* Request *
Across the entries below, how many lines contain the word "EDGE"? Give the number alone.

* Data for this exercise *
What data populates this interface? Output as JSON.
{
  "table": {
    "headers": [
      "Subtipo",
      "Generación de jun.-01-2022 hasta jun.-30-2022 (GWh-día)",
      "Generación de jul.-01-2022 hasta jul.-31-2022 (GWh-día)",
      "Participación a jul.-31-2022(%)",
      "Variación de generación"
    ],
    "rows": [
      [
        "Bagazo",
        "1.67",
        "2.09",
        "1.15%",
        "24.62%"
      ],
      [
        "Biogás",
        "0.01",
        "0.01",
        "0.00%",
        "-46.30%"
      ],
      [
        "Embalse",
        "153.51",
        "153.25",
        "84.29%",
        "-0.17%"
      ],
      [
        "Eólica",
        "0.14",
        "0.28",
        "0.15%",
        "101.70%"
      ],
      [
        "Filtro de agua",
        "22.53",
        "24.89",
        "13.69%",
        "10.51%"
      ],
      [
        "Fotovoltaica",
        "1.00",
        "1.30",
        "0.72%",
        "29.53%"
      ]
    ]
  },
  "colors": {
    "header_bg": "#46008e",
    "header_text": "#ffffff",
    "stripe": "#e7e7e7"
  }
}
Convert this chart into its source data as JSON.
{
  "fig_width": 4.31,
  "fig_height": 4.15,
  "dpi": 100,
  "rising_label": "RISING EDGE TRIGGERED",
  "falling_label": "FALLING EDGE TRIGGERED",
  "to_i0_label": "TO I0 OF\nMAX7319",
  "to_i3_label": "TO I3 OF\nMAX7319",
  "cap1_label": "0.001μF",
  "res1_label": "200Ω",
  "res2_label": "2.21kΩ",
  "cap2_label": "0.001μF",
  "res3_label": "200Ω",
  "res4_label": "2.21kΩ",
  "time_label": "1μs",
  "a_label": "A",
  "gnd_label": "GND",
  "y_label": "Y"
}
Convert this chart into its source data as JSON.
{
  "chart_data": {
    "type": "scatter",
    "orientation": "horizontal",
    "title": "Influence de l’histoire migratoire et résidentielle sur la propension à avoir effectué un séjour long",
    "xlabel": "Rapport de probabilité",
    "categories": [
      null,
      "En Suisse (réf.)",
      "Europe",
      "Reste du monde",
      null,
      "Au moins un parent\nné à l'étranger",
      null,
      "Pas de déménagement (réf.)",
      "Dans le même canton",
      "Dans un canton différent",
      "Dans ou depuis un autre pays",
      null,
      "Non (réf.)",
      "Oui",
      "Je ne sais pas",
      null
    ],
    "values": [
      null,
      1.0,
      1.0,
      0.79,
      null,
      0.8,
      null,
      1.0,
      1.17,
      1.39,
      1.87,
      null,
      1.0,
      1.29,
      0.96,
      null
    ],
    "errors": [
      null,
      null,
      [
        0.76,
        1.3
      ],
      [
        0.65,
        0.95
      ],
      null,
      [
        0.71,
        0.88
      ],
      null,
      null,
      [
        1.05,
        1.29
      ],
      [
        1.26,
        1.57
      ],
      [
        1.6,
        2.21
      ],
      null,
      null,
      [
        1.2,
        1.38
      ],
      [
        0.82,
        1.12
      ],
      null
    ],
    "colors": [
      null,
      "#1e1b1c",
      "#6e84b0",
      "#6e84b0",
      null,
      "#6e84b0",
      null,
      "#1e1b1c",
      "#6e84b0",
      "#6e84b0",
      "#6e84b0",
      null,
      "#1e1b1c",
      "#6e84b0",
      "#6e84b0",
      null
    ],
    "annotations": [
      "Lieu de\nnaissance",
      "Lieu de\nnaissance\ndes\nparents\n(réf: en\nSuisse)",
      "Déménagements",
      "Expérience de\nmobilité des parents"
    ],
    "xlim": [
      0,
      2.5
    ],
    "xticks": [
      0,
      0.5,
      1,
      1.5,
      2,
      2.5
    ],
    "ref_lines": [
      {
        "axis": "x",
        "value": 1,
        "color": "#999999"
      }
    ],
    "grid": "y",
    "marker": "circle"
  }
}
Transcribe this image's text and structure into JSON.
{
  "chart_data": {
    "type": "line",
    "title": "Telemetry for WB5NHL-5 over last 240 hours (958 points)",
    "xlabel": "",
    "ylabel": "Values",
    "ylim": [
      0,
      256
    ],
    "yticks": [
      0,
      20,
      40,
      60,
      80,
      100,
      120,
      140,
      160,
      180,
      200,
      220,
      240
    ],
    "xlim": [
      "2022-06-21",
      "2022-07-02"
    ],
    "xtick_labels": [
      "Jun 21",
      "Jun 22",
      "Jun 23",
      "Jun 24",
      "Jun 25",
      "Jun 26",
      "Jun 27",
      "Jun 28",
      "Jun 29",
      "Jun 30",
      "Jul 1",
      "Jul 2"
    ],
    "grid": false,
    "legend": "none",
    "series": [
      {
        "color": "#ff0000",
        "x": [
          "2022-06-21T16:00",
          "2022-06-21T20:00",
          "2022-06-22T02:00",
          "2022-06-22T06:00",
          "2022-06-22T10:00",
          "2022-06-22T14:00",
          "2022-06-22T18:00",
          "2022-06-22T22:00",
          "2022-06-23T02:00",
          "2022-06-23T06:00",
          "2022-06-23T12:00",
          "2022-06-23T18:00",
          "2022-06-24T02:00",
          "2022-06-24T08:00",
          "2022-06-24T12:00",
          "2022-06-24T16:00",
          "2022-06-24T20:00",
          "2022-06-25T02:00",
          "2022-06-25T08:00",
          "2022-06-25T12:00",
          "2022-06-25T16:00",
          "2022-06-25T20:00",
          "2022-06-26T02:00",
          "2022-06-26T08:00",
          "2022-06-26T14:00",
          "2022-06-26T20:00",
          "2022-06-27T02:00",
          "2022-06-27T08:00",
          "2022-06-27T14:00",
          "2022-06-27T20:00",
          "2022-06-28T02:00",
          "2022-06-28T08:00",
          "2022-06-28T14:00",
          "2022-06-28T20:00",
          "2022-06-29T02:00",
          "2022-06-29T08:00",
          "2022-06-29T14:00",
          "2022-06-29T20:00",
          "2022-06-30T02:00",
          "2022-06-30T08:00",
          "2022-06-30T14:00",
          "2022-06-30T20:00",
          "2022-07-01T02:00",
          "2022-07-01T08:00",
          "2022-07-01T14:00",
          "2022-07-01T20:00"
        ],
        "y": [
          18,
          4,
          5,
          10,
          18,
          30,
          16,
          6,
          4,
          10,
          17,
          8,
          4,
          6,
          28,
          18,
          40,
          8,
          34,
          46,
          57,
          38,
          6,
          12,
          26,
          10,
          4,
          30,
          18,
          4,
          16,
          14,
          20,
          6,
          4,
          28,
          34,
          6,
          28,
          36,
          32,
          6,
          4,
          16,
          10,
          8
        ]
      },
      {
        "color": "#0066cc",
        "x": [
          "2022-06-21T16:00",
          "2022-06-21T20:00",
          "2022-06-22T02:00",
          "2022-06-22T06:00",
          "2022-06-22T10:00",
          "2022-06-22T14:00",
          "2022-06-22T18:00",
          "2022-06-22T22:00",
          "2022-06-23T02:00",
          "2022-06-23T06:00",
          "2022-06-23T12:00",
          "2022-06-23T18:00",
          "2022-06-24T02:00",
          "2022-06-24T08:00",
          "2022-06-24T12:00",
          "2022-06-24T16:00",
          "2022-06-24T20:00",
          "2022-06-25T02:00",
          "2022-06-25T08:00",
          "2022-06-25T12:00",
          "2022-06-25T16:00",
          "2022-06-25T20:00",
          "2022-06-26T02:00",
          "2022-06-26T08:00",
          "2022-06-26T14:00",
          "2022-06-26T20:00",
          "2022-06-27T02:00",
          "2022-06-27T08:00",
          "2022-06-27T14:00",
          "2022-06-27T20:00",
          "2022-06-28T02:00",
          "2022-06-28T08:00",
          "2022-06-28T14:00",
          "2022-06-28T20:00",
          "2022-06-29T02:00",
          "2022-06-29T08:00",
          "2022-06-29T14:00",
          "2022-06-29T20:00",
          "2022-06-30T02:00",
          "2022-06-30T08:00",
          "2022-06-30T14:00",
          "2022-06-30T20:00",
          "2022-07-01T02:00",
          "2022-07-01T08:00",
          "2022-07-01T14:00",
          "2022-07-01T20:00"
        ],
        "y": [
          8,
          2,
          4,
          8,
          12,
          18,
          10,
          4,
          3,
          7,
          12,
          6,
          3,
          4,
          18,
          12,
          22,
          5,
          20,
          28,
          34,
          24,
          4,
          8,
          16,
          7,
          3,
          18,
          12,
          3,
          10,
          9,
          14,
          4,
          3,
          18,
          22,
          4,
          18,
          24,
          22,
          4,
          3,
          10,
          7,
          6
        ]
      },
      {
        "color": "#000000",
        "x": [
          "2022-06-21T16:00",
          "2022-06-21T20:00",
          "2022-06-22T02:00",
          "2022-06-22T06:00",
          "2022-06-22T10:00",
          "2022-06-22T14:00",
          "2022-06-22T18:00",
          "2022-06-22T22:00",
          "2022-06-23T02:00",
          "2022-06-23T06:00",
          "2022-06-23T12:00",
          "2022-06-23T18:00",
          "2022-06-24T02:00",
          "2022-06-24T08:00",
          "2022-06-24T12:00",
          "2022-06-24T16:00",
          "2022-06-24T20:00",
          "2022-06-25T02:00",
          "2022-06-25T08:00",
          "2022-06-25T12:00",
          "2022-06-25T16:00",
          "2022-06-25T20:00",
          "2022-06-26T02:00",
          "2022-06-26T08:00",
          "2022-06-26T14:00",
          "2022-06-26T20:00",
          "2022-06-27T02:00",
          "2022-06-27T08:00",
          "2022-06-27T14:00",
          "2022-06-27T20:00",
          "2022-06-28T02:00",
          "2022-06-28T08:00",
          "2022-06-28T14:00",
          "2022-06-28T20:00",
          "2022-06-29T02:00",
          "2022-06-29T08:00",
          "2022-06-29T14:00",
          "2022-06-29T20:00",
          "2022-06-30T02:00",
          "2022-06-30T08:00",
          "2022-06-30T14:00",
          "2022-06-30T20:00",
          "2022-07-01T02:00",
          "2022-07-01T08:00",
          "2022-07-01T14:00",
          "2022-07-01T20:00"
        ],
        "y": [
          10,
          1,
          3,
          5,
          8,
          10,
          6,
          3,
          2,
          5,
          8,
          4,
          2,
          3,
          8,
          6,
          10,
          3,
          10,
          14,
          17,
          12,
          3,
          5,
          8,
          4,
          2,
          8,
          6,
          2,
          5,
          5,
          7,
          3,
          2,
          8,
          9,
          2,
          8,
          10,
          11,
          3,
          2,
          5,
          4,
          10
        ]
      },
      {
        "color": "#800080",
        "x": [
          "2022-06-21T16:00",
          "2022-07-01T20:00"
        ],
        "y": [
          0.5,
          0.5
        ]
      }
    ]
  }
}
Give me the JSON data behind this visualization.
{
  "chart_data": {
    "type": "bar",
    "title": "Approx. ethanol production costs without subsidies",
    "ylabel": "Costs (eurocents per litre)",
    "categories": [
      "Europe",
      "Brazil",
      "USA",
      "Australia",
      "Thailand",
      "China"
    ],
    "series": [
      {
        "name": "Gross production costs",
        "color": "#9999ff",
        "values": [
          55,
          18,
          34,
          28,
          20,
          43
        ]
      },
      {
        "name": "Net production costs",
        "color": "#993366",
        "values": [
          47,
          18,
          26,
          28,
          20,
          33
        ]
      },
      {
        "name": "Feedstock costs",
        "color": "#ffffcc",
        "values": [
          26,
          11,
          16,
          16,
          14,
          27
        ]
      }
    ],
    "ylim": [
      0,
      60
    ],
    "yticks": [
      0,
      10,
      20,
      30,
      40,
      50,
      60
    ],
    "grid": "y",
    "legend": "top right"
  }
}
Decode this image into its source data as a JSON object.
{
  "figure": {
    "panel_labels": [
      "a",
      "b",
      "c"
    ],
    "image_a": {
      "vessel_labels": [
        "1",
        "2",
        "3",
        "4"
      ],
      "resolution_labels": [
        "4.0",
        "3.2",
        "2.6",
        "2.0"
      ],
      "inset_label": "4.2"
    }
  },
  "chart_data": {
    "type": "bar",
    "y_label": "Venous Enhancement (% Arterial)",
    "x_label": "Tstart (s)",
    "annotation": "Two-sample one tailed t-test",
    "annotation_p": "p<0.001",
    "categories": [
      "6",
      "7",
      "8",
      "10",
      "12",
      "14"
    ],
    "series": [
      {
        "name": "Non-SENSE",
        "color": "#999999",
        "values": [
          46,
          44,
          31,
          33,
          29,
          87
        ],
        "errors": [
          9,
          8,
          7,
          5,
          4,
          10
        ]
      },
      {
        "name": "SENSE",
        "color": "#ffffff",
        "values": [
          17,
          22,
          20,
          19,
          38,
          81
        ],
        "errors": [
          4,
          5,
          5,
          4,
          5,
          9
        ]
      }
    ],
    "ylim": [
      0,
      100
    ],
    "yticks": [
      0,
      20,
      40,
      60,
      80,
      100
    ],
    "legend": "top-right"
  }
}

* Answer for this exercise *
2